→ Tasks for this exercise:
- a) Rewrite the game launch article starting at the words "Canadian independent game" and ending after "growing energy demand.", with "power grid" changed to "electrical grid".
- b) In the game launch article, who is the founder of Lake Shore Blvd Studios?
- c) Resume the game launch article from its last sentence.

→ Document passage:

++++++++++

Canadian independent game studio Lake Shore Blvd Studios has launched the open beta of Grid Pro: Energy Empire, a free browser-based game that allows players to build and manage a realistic power grid from scratch. The game combines city-building strategy with authentic electrical engineering concepts, providing insight into how modern power systems operate while challenging players to balance reliability, capacity, and growing energy demand.
According to the studio, the game is available at grid-pro-energy-empire.ca/Home with no download or payment required. Players can jump in directly from their browser and start constructing a power grid by placing generators, routing transmission lines, and connecting demand nodes. The game models electricity as a live, interconnected system—not discrete packets—so every decision ripples across the entire grid in real time.
Players must keep the lights on through storms, demand spikes, and frequency instability. The realistic simulation means that when frequency drops or a critical node fails, the consequences are immediate and visible. "I wanted people to feel what it's actually like to run a grid," said Patrick Croal, founder of Lake Shore Blvd Studios. "When your frequency drops and a hospital goes dark, you feel it. That's the whole point."
The open beta release marks a significant milestone for the studio, which aims to make complex technical systems genuinely fun to learn. By offering the game for free, Lake Shore Blvd Studios lowers the barrier for anyone curious about energy infrastructure. The game's browser-based nature means it can be accessed on any device with an internet connection, making it widely available to students, educators, and hobbyists interested in electrical engineering or urban planning.

++++++++++

(Document structure recognition data)
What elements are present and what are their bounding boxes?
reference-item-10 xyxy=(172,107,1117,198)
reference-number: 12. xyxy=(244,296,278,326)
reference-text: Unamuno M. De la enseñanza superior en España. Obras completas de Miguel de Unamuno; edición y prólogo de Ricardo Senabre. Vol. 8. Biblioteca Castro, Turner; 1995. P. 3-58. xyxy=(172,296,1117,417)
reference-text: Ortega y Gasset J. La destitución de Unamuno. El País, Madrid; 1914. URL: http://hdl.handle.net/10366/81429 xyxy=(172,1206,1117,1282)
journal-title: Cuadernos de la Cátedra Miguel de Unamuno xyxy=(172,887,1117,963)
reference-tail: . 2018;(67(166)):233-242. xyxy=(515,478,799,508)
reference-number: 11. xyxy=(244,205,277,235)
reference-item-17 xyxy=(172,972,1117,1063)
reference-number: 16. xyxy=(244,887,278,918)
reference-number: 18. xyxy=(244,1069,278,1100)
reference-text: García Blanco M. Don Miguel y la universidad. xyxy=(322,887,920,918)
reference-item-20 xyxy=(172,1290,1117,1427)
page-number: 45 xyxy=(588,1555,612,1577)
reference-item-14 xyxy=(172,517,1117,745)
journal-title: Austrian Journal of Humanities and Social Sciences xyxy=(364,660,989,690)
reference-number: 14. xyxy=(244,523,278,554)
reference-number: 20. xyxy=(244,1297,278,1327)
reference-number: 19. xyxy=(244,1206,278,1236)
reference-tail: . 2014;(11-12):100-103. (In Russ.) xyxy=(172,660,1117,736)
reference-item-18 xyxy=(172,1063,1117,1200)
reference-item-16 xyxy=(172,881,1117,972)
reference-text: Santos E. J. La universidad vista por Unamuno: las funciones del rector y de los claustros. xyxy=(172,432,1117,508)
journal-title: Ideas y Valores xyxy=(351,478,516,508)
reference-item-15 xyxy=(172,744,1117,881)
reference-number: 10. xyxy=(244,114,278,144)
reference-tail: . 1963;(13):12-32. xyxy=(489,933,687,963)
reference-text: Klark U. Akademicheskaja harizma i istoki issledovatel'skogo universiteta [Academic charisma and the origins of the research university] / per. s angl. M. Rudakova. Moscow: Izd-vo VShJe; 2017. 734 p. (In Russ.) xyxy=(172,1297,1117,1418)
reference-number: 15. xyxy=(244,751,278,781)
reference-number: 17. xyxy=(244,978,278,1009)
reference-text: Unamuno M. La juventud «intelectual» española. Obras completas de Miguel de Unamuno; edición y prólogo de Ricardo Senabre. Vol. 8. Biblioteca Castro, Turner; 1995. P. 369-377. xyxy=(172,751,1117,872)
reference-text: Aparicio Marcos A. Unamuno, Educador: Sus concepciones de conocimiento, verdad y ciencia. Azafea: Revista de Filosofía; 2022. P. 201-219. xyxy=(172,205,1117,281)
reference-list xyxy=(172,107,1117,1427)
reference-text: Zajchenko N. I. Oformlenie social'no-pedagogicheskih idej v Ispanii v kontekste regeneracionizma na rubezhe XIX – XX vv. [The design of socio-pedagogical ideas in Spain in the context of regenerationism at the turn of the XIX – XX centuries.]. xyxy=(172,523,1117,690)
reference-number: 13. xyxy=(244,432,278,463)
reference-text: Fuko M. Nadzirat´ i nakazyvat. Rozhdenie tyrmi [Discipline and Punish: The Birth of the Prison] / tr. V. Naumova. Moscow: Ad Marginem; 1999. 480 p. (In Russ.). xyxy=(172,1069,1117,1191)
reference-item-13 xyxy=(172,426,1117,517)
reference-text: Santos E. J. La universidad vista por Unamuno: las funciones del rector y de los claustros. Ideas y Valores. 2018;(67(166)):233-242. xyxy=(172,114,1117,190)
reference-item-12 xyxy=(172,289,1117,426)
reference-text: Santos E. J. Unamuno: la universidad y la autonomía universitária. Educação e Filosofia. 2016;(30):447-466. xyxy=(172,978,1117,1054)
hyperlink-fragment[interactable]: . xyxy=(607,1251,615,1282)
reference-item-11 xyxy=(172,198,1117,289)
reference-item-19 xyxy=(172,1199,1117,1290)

++++++++++

→ Your written answers:
- a)
Canadian independent game studio Lake Shore Blvd Studios has launched the open beta of Grid Pro: Energy Empire, a free browser-based game that allows players to build and manage a realistic electrical grid from scratch. The game combines city-building strategy with authentic electrical engineering concepts, providing insight into how modern power systems operate while challenging players to balance reliability, capacity, and growing energy demand.

- b) Patrick Croal

- c)
The implications of this release extend beyond entertainment. As the world faces increasing energy demands and the transition to renewable sources, understanding how power grids function becomes more critical. Grid Pro: Energy Empire provides a hands-on, risk-free environment to explore concepts such as load balancing, transmission losses, and grid resilience. For educators, the game could serve as a teaching tool to illustrate real-world challenges faced by utility operators. For industry professionals, it offers a sandbox to experiment with grid configurations without any real-world consequences.
The game's open beta phase will allow the developer to gather player feedback and refine the simulation before a full release. Lake Shore Blvd Studios has not announced when the beta period will end or whether a paid version will follow. For now, the game remains free to play, inviting anyone to test their skills in keeping the lights on.